### DATA ROWS ###
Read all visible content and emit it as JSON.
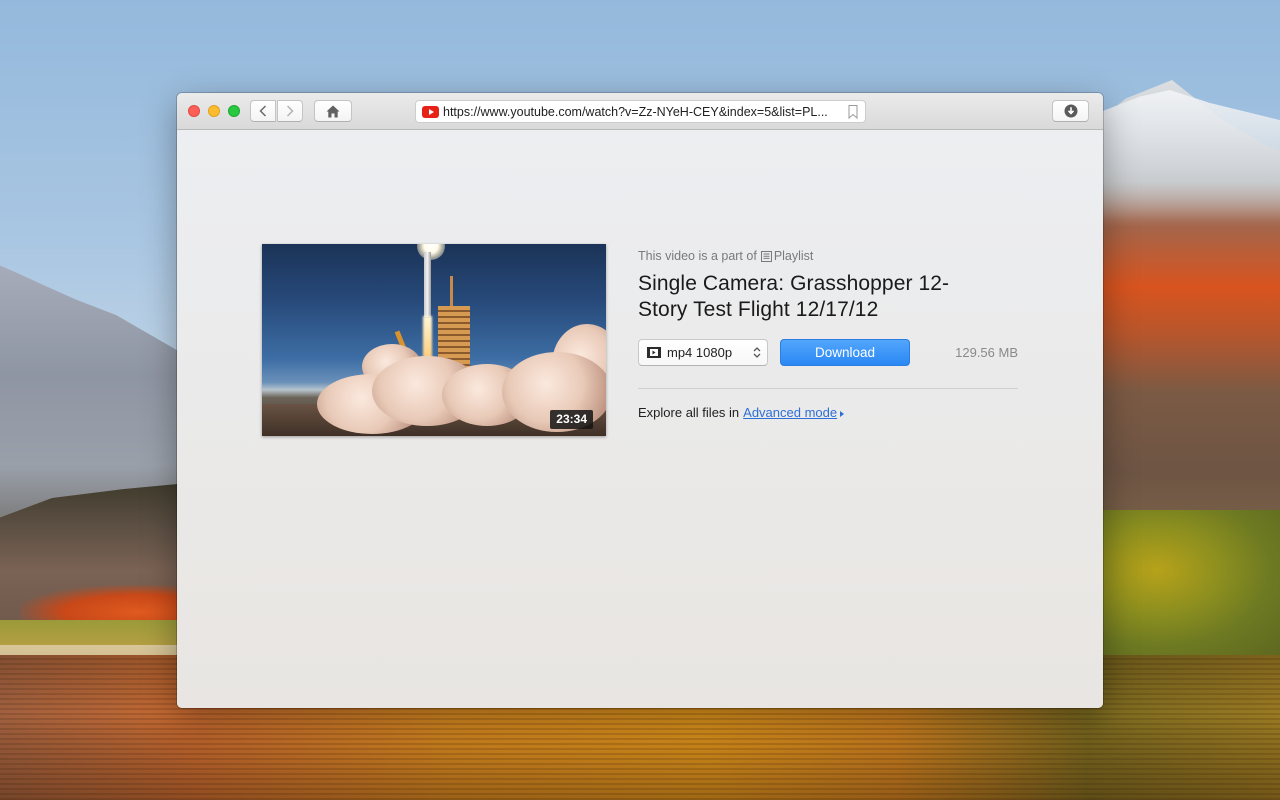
{
  "desktop": {
    "wallpaper": "mountain-lake-autumn"
  },
  "window": {
    "traffic_lights": {
      "close": "#fc5f57",
      "minimize": "#fdbc2e",
      "maximize": "#28c840"
    },
    "toolbar": {
      "back_icon": "chevron-left-icon",
      "forward_icon": "chevron-right-icon",
      "home_icon": "home-icon",
      "download_icon": "download-circle-icon",
      "url_bar": {
        "site_icon": "youtube-icon",
        "url": "https://www.youtube.com/watch?v=Zz-NYeH-CEY&index=5&list=PL...",
        "bookmark_icon": "bookmark-icon"
      }
    }
  },
  "video": {
    "duration": "23:34",
    "thumbnail": "rocket-launch-thumbnail",
    "playlist_prefix": "This video is a part of",
    "playlist_label": "Playlist",
    "title": "Single Camera: Grasshopper 12-Story Test Flight 12/17/12",
    "format": {
      "selected": "mp4 1080p",
      "icon": "film-icon"
    },
    "download_label": "Download",
    "file_size": "129.56 MB",
    "explore_prefix": "Explore all files in",
    "advanced_mode_label": "Advanced mode"
  },
  "colors": {
    "accent_blue": "#2a87f4",
    "link_blue": "#2d6fd6",
    "youtube_red": "#e62117"
  }
}
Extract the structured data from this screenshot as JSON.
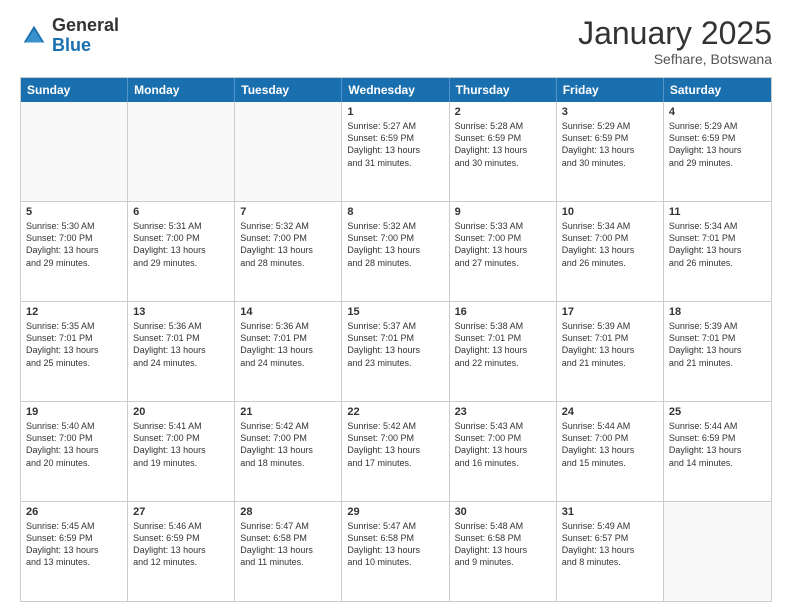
###
#### GIVEN EXERCISE:
Output all of the entries verbatim, leaving out any images.

#### TASK RESPONSE:
Read all visible content and emit it as JSON.
{
  "desktop": {
    "wallpaper": "mountain-lake-autumn"
  },
  "window": {
    "traffic_lights": {
      "close": "#fc5f57",
      "minimize": "#fdbc2e",
      "maximize": "#28c840"
    },
    "toolbar": {
      "back_icon": "chevron-left-icon",
      "forward_icon": "chevron-right-icon",
      "home_icon": "home-icon",
      "download_icon": "download-circle-icon",
      "url_bar": {
        "site_icon": "youtube-icon",
        "url": "https://www.youtube.com/watch?v=Zz-NYeH-CEY&index=5&list=PL...",
        "bookmark_icon": "bookmark-icon"
      }
    }
  },
  "video": {
    "duration": "23:34",
    "thumbnail": "rocket-launch-thumbnail",
    "playlist_prefix": "This video is a part of",
    "playlist_label": "Playlist",
    "title": "Single Camera: Grasshopper 12-Story Test Flight 12/17/12",
    "format": {
      "selected": "mp4 1080p",
      "icon": "film-icon"
    },
    "download_label": "Download",
    "file_size": "129.56 MB",
    "explore_prefix": "Explore all files in",
    "advanced_mode_label": "Advanced mode"
  },
  "colors": {
    "accent_blue": "#2a87f4",
    "link_blue": "#2d6fd6",
    "youtube_red": "#e62117"
  }
}
Extract the structured data from this screenshot as JSON.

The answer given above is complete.